AIM -
Count the lines below that contain the word "structure", and reply with only that number.

DATASET RECORDS -
====================
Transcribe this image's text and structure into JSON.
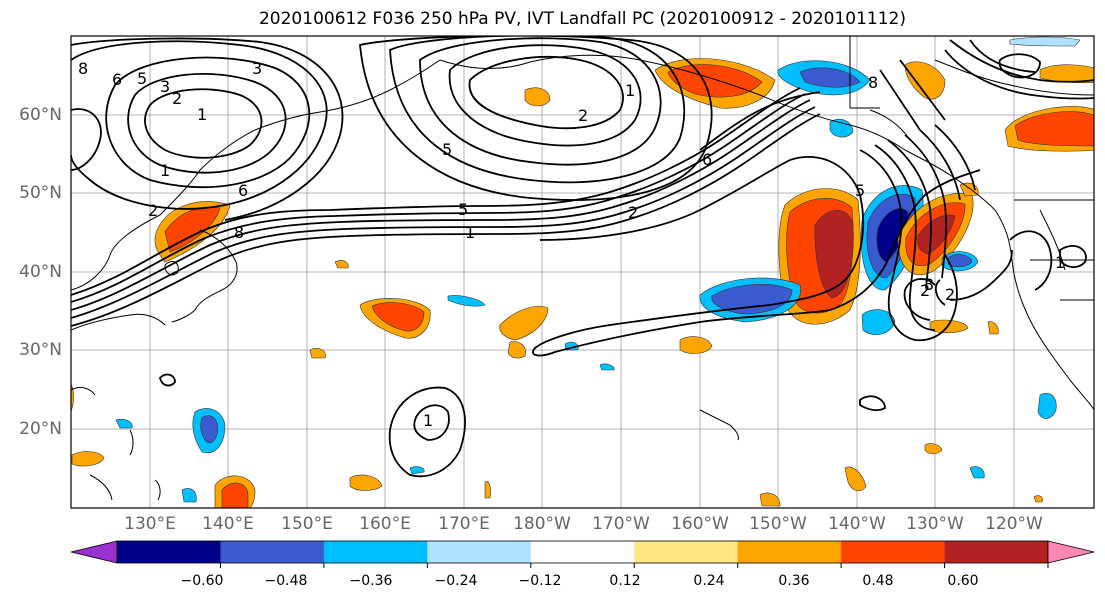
{
  "title": "2020100612 F036 250 hPa PV, IVT Landfall PC (2020100912 - 2020101112)",
  "lat_labels": [
    "60°N",
    "50°N",
    "40°N",
    "30°N",
    "20°N"
  ],
  "lon_labels": [
    "130°E",
    "140°E",
    "150°E",
    "160°E",
    "170°E",
    "180°W",
    "170°W",
    "160°W",
    "150°W",
    "140°W",
    "130°W",
    "120°W"
  ],
  "colorbar": {
    "ticks": [
      "−0.60",
      "−0.48",
      "−0.36",
      "−0.24",
      "−0.12",
      "0.12",
      "0.24",
      "0.36",
      "0.48",
      "0.60"
    ],
    "colors": [
      "#9932CC",
      "#00008B",
      "#3A5BD0",
      "#00BFFF",
      "#B0E2FF",
      "#FFFFFF",
      "#FFE680",
      "#FFA500",
      "#FF4500",
      "#B22222",
      "#FF87B0"
    ]
  },
  "contour_labels": [
    "1",
    "2",
    "3",
    "5",
    "6",
    "8",
    "1",
    "2",
    "6",
    "8",
    "5",
    "1",
    "2",
    "1",
    "2",
    "3",
    "5",
    "6",
    "8",
    "1",
    "2",
    "3",
    "1",
    "2",
    "5"
  ]
}
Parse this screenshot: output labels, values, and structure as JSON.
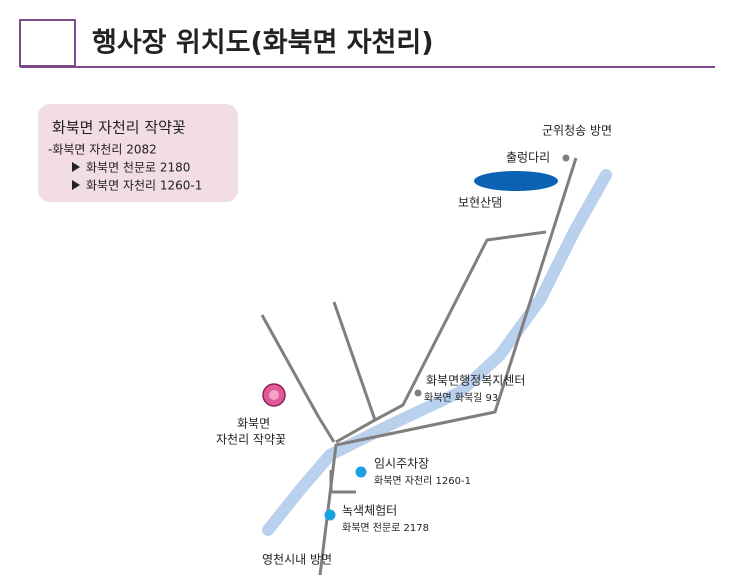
{
  "header": {
    "title": "행사장 위치도(화북면 자천리)"
  },
  "info_box": {
    "title": "화북면 자천리 작약꽃",
    "lines": [
      "-화북면 자천리 2082",
      "화북면 천문로 2180",
      "화북면 자천리 1260-1"
    ]
  },
  "map": {
    "labels": [
      {
        "name": "군위청송 방면"
      },
      {
        "name": "출렁다리"
      },
      {
        "name": "보현산댐"
      },
      {
        "name": "화북면행정복지센터",
        "address": "화북면 화북길 93"
      },
      {
        "name": "화북면",
        "address": "자천리 작약꽃"
      },
      {
        "name": "임시주차장",
        "address": "화북면 자천리 1260-1"
      },
      {
        "name": "녹색체험터",
        "address": "화북면 천문로 2178"
      },
      {
        "name": "영천시내 방면"
      }
    ]
  }
}
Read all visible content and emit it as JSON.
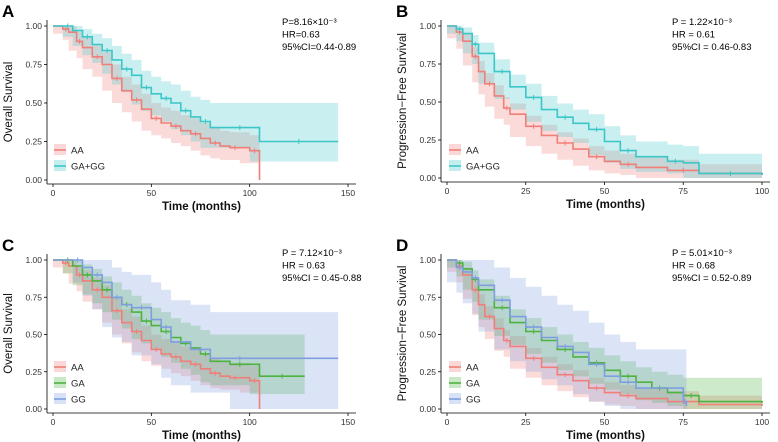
====================
FINAL RESULT -
2